* begin SOURCE *

# Why is there not pre-thinned paints ready for spraying?



## InstantSiv (Jan 12, 2014)

I've heard many questions regarding thinning paint for spraying and a thought popped up in my head when I was reading Daves post… Why do they not make prethinned paint ready to paint? Is there no market or does it have something to do with chemistry like shortened shelf life?


----------



## FatherHooligan (Mar 27, 2008)

Do you want to pay paint prices for more thinner? Most thinners are considerably cheaper then finishes so if you sell a 'thinned' finish you probably be paying paint prices for the volume of thinners that are in the thinned finish. Plus there is probably no universal amount of thinning that would work for all applications so you'd probably have to thin out anyway depending on your application.


----------



## woodchuckerNJ (Dec 4, 2013)

Why would they?

there are different thinners. Some for humid conditions with retarders to prevent blushing, some for dry that prevent orange peel. 
Also by providing you with the choice of thinners you get more solids and a much larger supply.

Is it that hard to thin your paint?

Is your name INSTANTsiv indicative that everything must be done in an instant.

Also by controlling the amount, and thinner type you can do different things.. But I won't get into that, its complicated.

And in answer to your question, no it doesn't shorten shelf life.. I add thinner to some paints when storing my paint to prevent it from hardening.


----------



## InstantSiv (Jan 12, 2014)

That makes sense… Too much variation to have a product or range of products to work broadly across different materials and equipment.

@woodchucker, I don't thin paints so I wouldn't know if it's hard or not. I asked because I see the question a lot. Also don't read too much into my name, it was a captcha that I got once and I liked it.


----------



## firefighterontheside (Apr 26, 2013)

While it may not be cost effective, it would be convenient and there would be people to buy it. One problem would be though that certain sprayers need different viscosity.


----------



## NiteWalker (May 7, 2011)

I use createx wicked colors as my paints. No thinning required, though I do sometimes for different effects (color fades).

* end SOURCE *
* begin SOURCE MATERIAL *

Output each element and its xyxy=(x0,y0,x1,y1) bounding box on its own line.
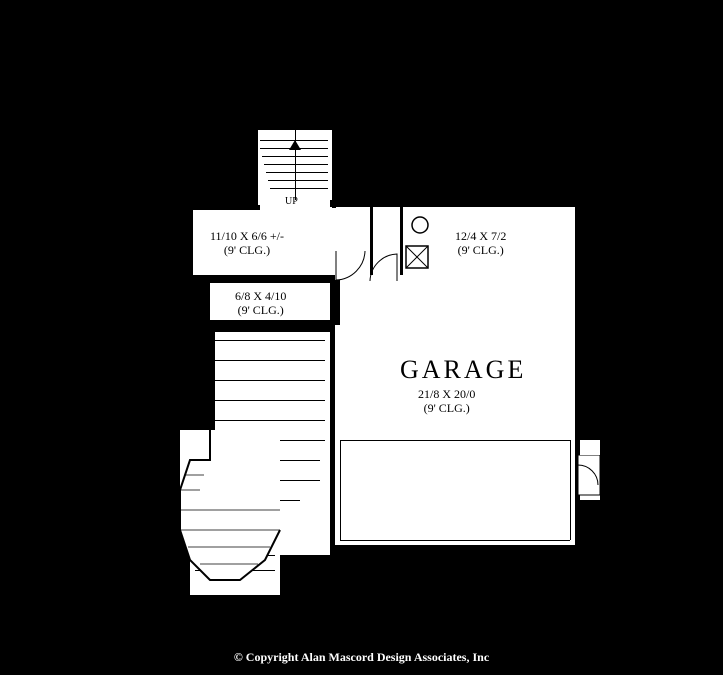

* end SOURCE MATERIAL *

» **TASK BRIEF**: Repeat word for word the passage of the forum thread about pre-thinned spray paint, starting with "That makes sense…" and going on through "I liked it.".

» **RESPONSE TO THE TASK**:
That makes sense… Too much variation to have a product or range of products to work broadly across different materials and equipment.

@woodchucker, I don't thin paints so I wouldn't know if it's hard or not. I asked because I see the question a lot. Also don't read too much into my name, it was a captcha that I got once and I liked it.